begin

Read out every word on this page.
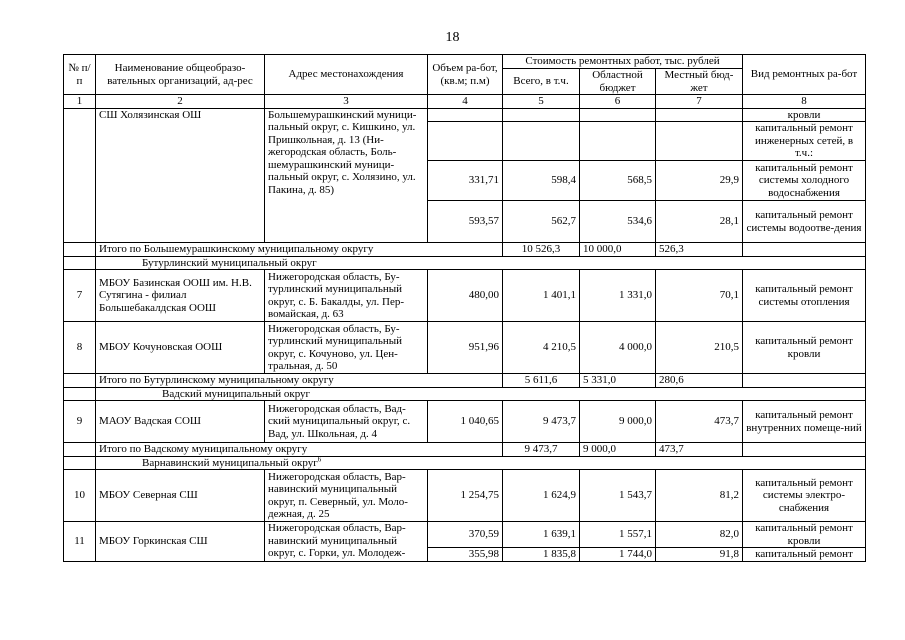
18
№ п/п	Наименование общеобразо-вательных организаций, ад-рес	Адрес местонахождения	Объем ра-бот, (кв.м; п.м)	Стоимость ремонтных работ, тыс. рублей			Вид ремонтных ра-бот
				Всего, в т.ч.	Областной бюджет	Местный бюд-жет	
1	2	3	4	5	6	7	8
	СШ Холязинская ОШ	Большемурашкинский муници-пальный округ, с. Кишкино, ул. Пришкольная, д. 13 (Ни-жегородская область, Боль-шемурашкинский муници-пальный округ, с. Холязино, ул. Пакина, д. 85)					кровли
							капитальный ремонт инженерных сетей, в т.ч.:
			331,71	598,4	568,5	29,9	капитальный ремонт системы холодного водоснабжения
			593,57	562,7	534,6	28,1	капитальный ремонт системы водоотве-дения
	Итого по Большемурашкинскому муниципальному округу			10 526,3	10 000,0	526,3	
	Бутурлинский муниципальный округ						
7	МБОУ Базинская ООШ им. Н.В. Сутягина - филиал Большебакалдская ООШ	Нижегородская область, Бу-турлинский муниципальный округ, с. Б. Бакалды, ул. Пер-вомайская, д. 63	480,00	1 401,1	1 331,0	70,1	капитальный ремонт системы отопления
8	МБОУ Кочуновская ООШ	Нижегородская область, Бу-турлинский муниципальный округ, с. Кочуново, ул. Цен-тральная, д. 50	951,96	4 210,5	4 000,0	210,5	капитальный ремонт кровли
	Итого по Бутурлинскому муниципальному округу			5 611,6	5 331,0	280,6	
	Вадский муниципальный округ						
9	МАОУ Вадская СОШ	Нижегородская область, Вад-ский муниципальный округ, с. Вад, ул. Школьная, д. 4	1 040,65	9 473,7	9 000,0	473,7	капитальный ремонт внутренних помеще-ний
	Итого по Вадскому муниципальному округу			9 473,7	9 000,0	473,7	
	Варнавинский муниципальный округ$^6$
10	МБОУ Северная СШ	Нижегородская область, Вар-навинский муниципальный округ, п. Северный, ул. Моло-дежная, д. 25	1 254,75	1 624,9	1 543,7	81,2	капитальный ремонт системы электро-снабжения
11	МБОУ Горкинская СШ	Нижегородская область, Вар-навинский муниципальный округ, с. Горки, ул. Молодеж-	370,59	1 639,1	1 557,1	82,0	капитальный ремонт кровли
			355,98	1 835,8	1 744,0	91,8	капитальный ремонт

end

• [Task goal] Repeat all the data as it stands, dropping any images it holds.

• [Answer to the exercise]
Read out every word on this page.
18
№ п/п	Наименование общеобразо-вательных организаций, ад-рес	Адрес местонахождения	Объем ра-бот, (кв.м; п.м)	Стоимость ремонтных работ, тыс. рублей			Вид ремонтных ра-бот
				Всего, в т.ч.	Областной бюджет	Местный бюд-жет	
1	2	3	4	5	6	7	8
	СШ Холязинская ОШ	Большемурашкинский муници-пальный округ, с. Кишкино, ул. Пришкольная, д. 13 (Ни-жегородская область, Боль-шемурашкинский муници-пальный округ, с. Холязино, ул. Пакина, д. 85)					кровли
							капитальный ремонт инженерных сетей, в т.ч.:
			331,71	598,4	568,5	29,9	капитальный ремонт системы холодного водоснабжения
			593,57	562,7	534,6	28,1	капитальный ремонт системы водоотве-дения
	Итого по Большемурашкинскому муниципальному округу			10 526,3	10 000,0	526,3	
	Бутурлинский муниципальный округ						
7	МБОУ Базинская ООШ им. Н.В. Сутягина - филиал Большебакалдская ООШ	Нижегородская область, Бу-турлинский муниципальный округ, с. Б. Бакалды, ул. Пер-вомайская, д. 63	480,00	1 401,1	1 331,0	70,1	капитальный ремонт системы отопления
8	МБОУ Кочуновская ООШ	Нижегородская область, Бу-турлинский муниципальный округ, с. Кочуново, ул. Цен-тральная, д. 50	951,96	4 210,5	4 000,0	210,5	капитальный ремонт кровли
	Итого по Бутурлинскому муниципальному округу			5 611,6	5 331,0	280,6	
	Вадский муниципальный округ						
9	МАОУ Вадская СОШ	Нижегородская область, Вад-ский муниципальный округ, с. Вад, ул. Школьная, д. 4	1 040,65	9 473,7	9 000,0	473,7	капитальный ремонт внутренних помеще-ний
	Итого по Вадскому муниципальному округу			9 473,7	9 000,0	473,7	
	Варнавинский муниципальный округ$^6$
10	МБОУ Северная СШ	Нижегородская область, Вар-навинский муниципальный округ, п. Северный, ул. Моло-дежная, д. 25	1 254,75	1 624,9	1 543,7	81,2	капитальный ремонт системы электро-снабжения
11	МБОУ Горкинская СШ	Нижегородская область, Вар-навинский муниципальный округ, с. Горки, ул. Молодеж-	370,59	1 639,1	1 557,1	82,0	капитальный ремонт кровли
			355,98	1 835,8	1 744,0	91,8	капитальный ремонт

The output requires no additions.